- [Source records]
+++
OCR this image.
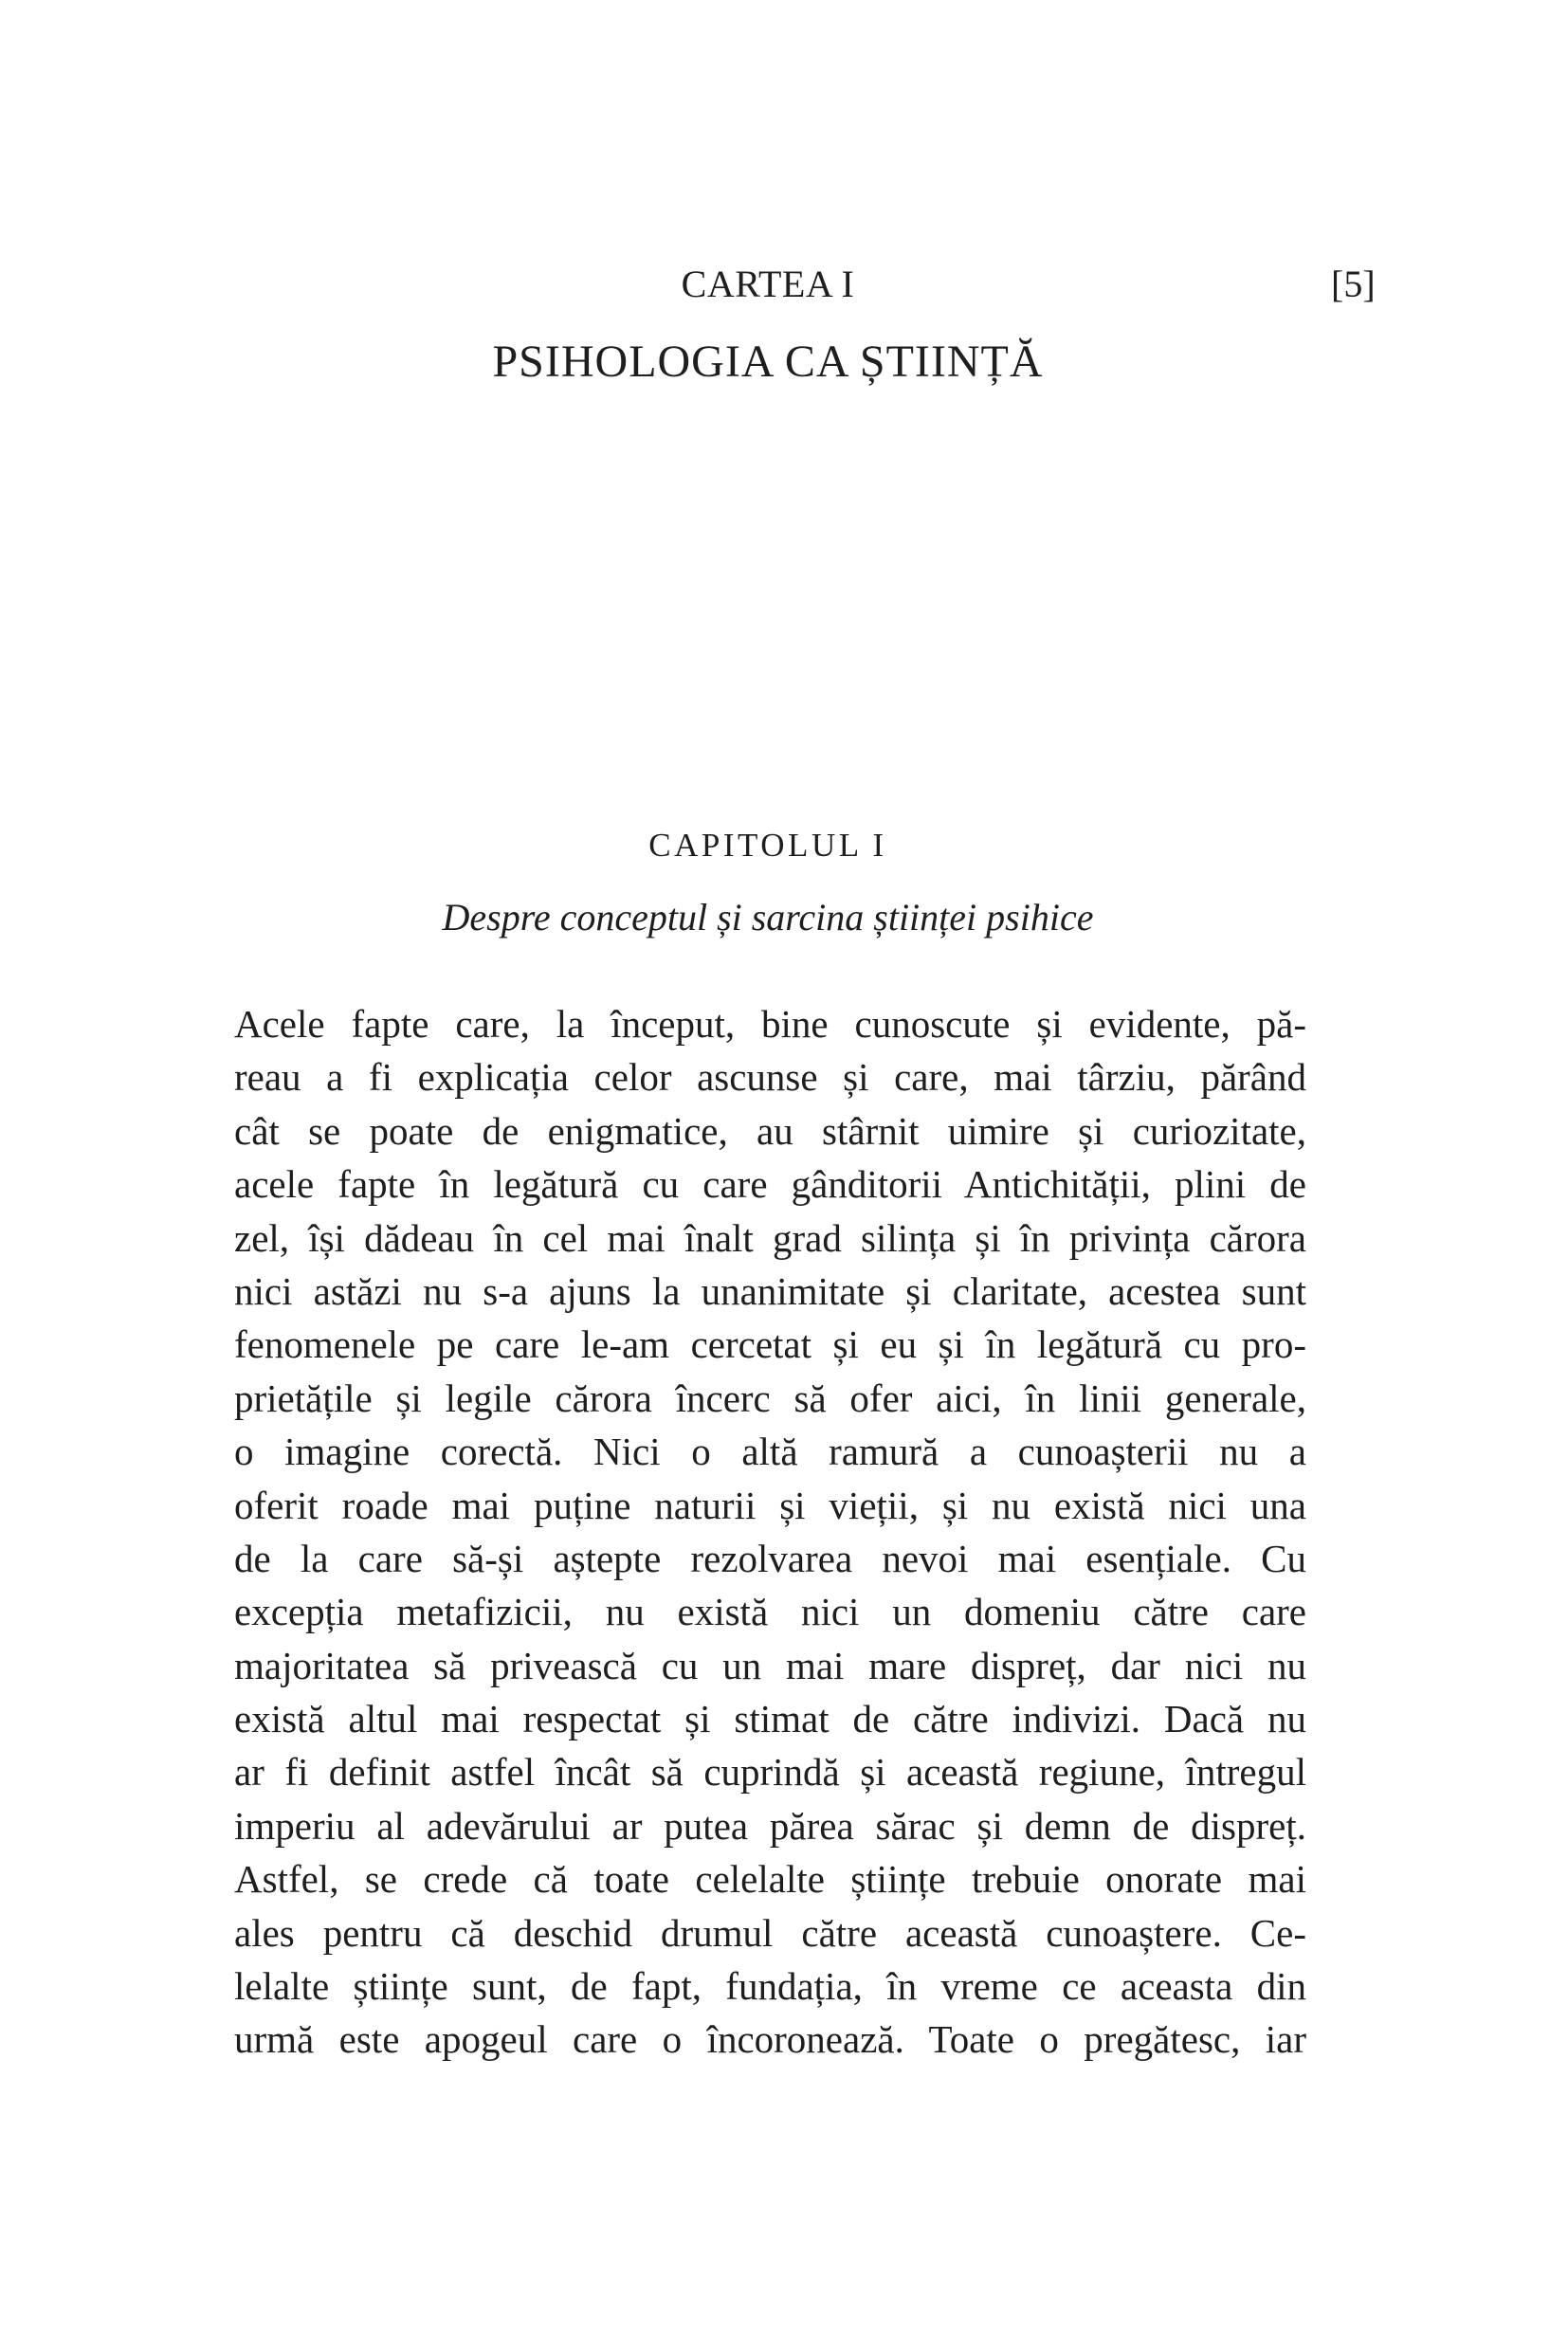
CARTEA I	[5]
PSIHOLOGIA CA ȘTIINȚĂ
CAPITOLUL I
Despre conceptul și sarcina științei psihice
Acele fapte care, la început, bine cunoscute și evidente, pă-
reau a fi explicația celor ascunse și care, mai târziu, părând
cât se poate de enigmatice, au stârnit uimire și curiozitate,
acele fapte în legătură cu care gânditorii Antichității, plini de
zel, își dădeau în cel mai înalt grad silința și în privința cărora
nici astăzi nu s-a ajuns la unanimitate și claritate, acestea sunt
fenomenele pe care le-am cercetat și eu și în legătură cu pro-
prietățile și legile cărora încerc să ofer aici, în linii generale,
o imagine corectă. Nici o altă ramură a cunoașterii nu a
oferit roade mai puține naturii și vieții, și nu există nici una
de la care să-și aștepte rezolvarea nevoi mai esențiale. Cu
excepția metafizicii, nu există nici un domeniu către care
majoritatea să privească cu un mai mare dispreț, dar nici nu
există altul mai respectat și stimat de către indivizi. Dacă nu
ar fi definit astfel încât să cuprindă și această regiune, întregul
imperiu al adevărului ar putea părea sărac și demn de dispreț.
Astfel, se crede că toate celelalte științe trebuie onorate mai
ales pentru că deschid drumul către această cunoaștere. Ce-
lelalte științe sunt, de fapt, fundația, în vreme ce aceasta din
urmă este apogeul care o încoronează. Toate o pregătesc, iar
+++
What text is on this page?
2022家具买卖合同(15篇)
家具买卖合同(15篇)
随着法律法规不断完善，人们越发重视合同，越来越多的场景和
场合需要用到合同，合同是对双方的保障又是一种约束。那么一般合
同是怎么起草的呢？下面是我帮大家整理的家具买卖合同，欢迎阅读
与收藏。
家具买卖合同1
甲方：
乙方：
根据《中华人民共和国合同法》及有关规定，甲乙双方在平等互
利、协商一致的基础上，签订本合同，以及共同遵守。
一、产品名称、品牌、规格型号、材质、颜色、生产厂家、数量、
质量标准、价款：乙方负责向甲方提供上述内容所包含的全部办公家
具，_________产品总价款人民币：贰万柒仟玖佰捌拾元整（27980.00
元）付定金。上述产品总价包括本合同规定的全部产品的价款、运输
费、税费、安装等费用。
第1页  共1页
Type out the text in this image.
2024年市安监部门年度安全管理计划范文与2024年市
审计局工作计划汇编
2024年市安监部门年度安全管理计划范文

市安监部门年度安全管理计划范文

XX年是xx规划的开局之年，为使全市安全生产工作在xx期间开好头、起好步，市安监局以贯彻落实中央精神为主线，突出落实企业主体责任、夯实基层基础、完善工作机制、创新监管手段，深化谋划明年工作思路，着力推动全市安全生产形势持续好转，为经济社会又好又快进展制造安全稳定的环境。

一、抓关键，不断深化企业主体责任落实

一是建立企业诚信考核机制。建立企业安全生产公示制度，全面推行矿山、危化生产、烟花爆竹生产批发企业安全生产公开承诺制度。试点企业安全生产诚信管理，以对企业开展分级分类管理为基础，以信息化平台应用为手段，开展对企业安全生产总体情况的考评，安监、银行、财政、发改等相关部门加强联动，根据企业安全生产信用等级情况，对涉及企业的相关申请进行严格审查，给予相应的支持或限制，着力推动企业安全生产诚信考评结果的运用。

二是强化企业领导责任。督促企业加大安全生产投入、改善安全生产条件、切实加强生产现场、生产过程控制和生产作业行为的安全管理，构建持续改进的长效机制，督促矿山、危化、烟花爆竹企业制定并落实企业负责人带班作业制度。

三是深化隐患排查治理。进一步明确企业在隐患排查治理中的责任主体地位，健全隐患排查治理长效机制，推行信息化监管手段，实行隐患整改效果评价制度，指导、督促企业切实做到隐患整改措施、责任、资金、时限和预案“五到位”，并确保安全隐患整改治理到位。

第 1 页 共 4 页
+++
- [Goal of the exercise]
Where a line above contains the string "fapte", copy that line.

- [Answer to the task]
Acele fapte care, la început, bine cunoscute și evidente, pă-
acele fapte în legătură cu care gânditorii Antichității, plini de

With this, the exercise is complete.